### Task objective
Below is a listing; copy all of it exactly.
^^^^^^^^
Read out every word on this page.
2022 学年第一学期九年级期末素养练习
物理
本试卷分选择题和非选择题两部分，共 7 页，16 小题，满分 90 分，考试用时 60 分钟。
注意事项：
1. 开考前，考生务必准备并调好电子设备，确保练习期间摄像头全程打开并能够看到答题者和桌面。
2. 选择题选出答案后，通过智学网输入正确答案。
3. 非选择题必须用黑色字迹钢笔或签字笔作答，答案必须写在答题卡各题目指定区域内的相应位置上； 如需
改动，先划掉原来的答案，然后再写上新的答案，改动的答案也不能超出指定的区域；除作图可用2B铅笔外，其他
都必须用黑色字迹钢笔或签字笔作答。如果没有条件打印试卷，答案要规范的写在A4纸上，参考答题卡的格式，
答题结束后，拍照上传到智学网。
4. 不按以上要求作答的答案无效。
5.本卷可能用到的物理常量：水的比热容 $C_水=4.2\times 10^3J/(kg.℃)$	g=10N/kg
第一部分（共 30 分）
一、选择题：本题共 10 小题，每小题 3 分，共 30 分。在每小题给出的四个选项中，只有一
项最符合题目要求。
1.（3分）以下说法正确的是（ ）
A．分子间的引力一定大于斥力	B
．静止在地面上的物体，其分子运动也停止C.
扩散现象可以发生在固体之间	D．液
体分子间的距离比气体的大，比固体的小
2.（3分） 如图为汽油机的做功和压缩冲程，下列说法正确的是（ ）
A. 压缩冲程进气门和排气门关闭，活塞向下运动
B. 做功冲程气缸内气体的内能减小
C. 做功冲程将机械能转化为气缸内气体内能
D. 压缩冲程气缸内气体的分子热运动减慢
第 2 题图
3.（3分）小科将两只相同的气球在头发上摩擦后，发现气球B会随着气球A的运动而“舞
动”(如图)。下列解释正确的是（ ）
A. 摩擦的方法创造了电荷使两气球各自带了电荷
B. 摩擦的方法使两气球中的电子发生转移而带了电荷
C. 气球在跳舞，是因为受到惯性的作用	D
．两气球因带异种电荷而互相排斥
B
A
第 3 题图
^^^^^^^^
### Result for this exercise
Read out every word on this page.
2022 学年第一学期九年级期末素养练习
物理
本试卷分选择题和非选择题两部分，共 7 页，16 小题，满分 90 分，考试用时 60 分钟。
注意事项：
1. 开考前，考生务必准备并调好电子设备，确保练习期间摄像头全程打开并能够看到答题者和桌面。
2. 选择题选出答案后，通过智学网输入正确答案。
3. 非选择题必须用黑色字迹钢笔或签字笔作答，答案必须写在答题卡各题目指定区域内的相应位置上； 如需
改动，先划掉原来的答案，然后再写上新的答案，改动的答案也不能超出指定的区域；除作图可用2B铅笔外，其他
都必须用黑色字迹钢笔或签字笔作答。如果没有条件打印试卷，答案要规范的写在A4纸上，参考答题卡的格式，
答题结束后，拍照上传到智学网。
4. 不按以上要求作答的答案无效。
5.本卷可能用到的物理常量：水的比热容 $C_水=4.2\times 10^3J/(kg.℃)$	g=10N/kg
第一部分（共 30 分）
一、选择题：本题共 10 小题，每小题 3 分，共 30 分。在每小题给出的四个选项中，只有一
项最符合题目要求。
1.（3分）以下说法正确的是（ ）
A．分子间的引力一定大于斥力	B
．静止在地面上的物体，其分子运动也停止C.
扩散现象可以发生在固体之间	D．液
体分子间的距离比气体的大，比固体的小
2.（3分） 如图为汽油机的做功和压缩冲程，下列说法正确的是（ ）
A. 压缩冲程进气门和排气门关闭，活塞向下运动
B. 做功冲程气缸内气体的内能减小
C. 做功冲程将机械能转化为气缸内气体内能
D. 压缩冲程气缸内气体的分子热运动减慢
第 2 题图
3.（3分）小科将两只相同的气球在头发上摩擦后，发现气球B会随着气球A的运动而“舞
动”(如图)。下列解释正确的是（ ）
A. 摩擦的方法创造了电荷使两气球各自带了电荷
B. 摩擦的方法使两气球中的电子发生转移而带了电荷
C. 气球在跳舞，是因为受到惯性的作用	D
．两气球因带异种电荷而互相排斥
B
A
第 3 题图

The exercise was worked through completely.